» Data lines
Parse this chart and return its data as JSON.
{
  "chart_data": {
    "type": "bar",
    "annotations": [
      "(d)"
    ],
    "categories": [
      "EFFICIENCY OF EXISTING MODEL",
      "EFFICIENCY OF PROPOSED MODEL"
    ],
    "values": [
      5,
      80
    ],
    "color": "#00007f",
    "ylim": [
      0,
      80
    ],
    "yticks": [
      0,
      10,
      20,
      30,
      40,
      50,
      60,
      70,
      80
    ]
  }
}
---
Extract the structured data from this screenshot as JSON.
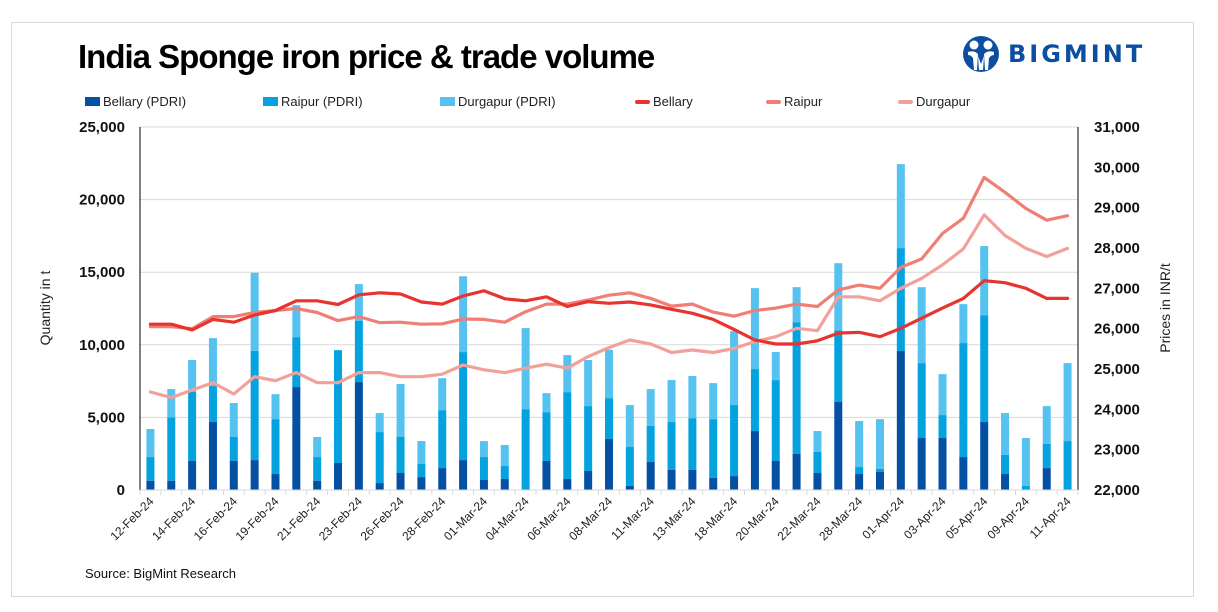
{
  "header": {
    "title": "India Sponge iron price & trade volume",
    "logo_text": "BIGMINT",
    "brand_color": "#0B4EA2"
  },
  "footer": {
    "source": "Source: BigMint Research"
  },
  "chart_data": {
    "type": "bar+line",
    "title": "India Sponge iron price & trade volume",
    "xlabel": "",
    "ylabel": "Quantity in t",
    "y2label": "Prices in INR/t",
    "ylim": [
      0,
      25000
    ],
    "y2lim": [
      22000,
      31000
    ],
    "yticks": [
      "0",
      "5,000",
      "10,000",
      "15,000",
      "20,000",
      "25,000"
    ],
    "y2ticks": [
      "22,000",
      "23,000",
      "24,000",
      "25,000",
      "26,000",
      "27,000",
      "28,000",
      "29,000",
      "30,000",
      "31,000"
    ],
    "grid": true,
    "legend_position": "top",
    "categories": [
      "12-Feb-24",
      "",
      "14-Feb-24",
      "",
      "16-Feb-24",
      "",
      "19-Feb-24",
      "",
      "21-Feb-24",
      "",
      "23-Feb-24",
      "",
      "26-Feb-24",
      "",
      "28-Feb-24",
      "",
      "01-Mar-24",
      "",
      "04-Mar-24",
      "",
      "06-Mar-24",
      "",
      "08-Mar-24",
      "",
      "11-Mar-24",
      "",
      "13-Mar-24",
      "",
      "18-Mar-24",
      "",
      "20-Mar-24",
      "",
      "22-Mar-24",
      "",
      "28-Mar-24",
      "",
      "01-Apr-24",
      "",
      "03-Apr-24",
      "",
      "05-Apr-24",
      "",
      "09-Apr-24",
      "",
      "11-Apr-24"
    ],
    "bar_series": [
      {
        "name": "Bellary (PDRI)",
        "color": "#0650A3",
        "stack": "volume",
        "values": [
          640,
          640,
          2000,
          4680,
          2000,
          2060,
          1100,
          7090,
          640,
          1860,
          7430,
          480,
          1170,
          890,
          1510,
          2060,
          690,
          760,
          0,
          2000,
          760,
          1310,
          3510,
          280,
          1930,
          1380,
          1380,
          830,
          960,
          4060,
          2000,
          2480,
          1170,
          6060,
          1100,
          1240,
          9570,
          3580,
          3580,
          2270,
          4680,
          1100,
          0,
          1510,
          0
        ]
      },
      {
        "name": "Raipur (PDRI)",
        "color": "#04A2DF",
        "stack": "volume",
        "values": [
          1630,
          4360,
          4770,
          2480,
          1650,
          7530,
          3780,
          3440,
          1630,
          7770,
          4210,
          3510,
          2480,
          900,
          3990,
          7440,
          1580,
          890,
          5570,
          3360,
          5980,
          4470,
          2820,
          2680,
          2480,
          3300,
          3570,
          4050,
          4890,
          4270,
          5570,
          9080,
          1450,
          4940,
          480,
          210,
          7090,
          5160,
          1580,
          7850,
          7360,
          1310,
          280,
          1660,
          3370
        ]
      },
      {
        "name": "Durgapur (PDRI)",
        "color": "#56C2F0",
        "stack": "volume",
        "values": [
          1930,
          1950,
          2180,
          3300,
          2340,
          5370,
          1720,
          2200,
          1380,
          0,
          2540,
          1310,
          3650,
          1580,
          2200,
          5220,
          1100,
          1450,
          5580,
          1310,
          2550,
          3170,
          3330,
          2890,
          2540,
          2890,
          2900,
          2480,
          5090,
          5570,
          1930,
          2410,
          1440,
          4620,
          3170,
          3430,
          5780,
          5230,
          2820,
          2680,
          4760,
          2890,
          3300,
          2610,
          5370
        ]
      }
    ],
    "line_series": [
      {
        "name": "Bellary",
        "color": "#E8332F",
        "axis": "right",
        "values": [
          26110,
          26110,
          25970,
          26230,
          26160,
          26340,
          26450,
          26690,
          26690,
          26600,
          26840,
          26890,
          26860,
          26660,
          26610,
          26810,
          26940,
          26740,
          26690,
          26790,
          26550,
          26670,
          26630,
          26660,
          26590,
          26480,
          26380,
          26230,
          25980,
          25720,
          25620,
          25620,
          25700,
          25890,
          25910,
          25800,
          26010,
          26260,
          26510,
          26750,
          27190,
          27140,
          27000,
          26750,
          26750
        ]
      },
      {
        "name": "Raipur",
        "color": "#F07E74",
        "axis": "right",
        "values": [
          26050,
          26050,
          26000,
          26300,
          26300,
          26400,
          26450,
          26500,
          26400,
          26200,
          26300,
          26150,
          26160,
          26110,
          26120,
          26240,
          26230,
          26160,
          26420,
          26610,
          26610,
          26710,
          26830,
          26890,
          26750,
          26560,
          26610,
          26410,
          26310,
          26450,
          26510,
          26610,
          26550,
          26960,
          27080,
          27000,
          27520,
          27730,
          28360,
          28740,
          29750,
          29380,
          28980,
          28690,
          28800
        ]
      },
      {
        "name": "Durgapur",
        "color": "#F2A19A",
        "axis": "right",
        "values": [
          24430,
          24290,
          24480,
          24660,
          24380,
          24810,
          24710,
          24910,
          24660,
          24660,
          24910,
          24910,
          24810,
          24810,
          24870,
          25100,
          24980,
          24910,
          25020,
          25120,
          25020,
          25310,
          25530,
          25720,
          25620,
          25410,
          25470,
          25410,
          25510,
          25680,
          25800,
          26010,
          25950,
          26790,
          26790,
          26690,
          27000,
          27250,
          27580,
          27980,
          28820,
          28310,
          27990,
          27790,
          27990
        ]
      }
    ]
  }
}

» Problem
Pick each line holding the word "JSON" out of the listing.

» Response
Parse this chart and return its data as JSON.
Extract the structured data from this screenshot as JSON.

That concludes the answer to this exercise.